## STATED PROBLEM
Your task is to repeat the lines below exactly, excluding any pictures they contain.

## ENTRIES SHOWN
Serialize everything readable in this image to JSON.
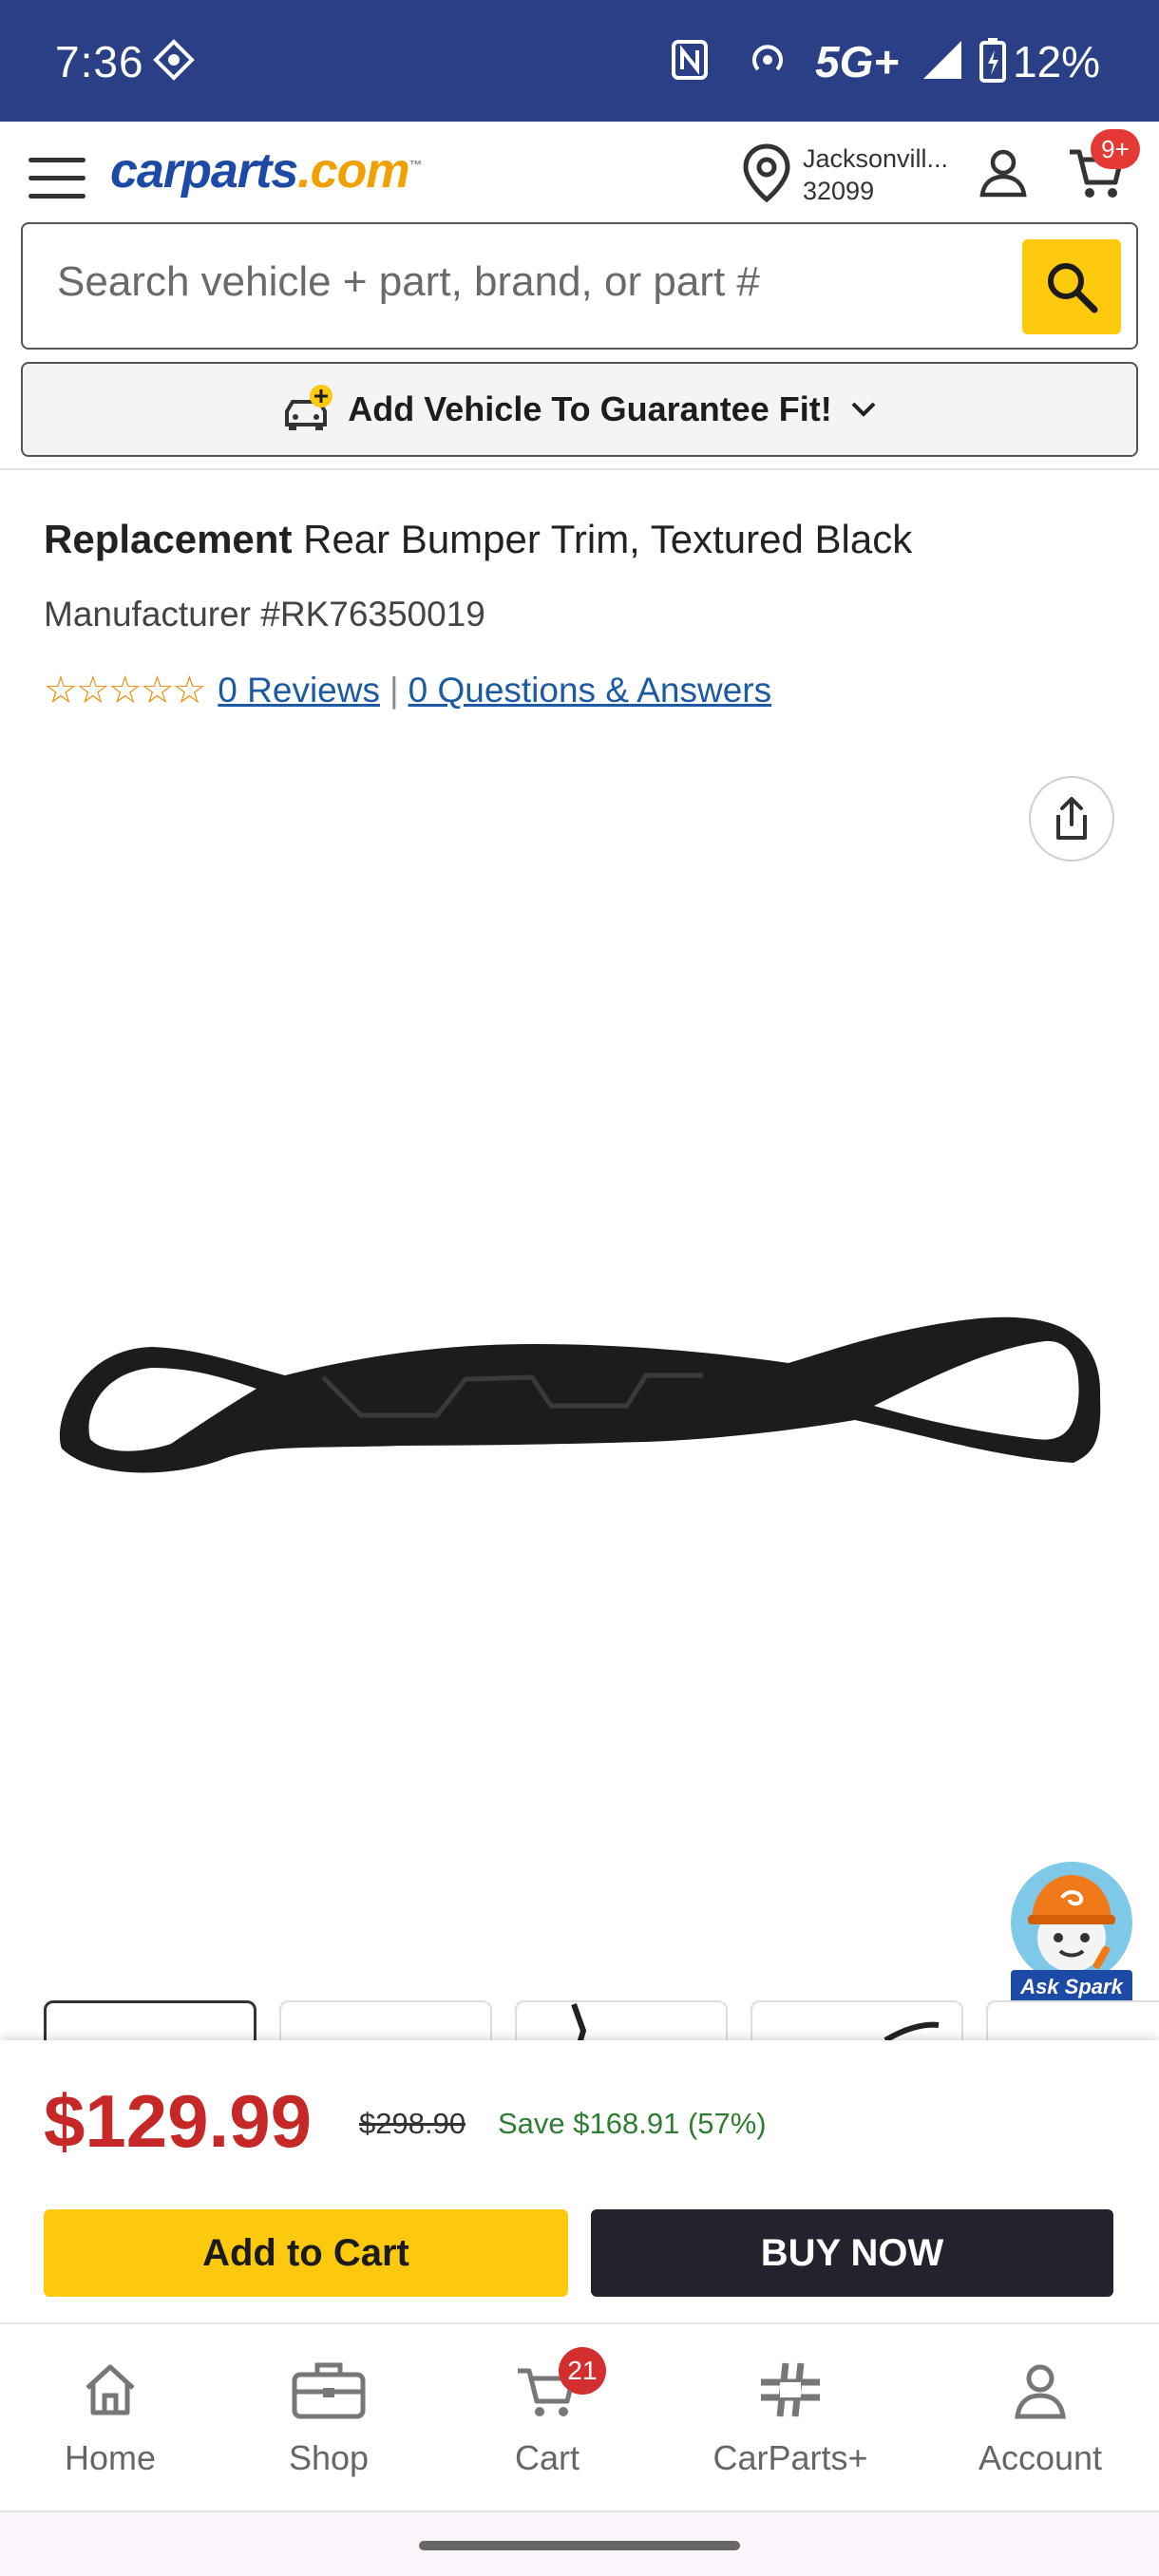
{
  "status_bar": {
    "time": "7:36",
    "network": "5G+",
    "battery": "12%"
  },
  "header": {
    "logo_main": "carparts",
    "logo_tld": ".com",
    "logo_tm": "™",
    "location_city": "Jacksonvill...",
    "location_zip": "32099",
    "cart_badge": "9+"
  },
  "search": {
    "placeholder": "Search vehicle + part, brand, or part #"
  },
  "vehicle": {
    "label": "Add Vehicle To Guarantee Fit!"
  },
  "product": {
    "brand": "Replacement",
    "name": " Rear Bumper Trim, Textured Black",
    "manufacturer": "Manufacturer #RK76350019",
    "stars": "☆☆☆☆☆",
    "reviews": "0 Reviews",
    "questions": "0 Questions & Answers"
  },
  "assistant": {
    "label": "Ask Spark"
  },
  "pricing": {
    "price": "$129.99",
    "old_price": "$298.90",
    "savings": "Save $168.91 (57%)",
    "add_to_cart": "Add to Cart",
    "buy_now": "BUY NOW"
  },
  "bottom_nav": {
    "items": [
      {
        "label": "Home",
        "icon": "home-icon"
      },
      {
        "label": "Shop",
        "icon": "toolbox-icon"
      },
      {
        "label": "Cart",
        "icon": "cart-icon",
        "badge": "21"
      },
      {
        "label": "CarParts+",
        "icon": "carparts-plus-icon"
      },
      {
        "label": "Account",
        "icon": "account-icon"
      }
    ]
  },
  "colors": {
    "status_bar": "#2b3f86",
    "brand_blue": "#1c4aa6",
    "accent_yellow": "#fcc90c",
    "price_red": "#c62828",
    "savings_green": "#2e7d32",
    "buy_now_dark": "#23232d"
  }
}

## RESPONSE TO THE EXERCISE
Serialize everything readable in this image to JSON.
{
  "status_bar": {
    "time": "7:36",
    "network": "5G+",
    "battery": "12%"
  },
  "header": {
    "logo_main": "carparts",
    "logo_tld": ".com",
    "logo_tm": "™",
    "location_city": "Jacksonvill...",
    "location_zip": "32099",
    "cart_badge": "9+"
  },
  "search": {
    "placeholder": "Search vehicle + part, brand, or part #"
  },
  "vehicle": {
    "label": "Add Vehicle To Guarantee Fit!"
  },
  "product": {
    "brand": "Replacement",
    "name": " Rear Bumper Trim, Textured Black",
    "manufacturer": "Manufacturer #RK76350019",
    "stars": "☆☆☆☆☆",
    "reviews": "0 Reviews",
    "questions": "0 Questions & Answers"
  },
  "assistant": {
    "label": "Ask Spark"
  },
  "pricing": {
    "price": "$129.99",
    "old_price": "$298.90",
    "savings": "Save $168.91 (57%)",
    "add_to_cart": "Add to Cart",
    "buy_now": "BUY NOW"
  },
  "bottom_nav": {
    "items": [
      {
        "label": "Home",
        "icon": "home-icon"
      },
      {
        "label": "Shop",
        "icon": "toolbox-icon"
      },
      {
        "label": "Cart",
        "icon": "cart-icon",
        "badge": "21"
      },
      {
        "label": "CarParts+",
        "icon": "carparts-plus-icon"
      },
      {
        "label": "Account",
        "icon": "account-icon"
      }
    ]
  },
  "colors": {
    "status_bar": "#2b3f86",
    "brand_blue": "#1c4aa6",
    "accent_yellow": "#fcc90c",
    "price_red": "#c62828",
    "savings_green": "#2e7d32",
    "buy_now_dark": "#23232d"
  }
}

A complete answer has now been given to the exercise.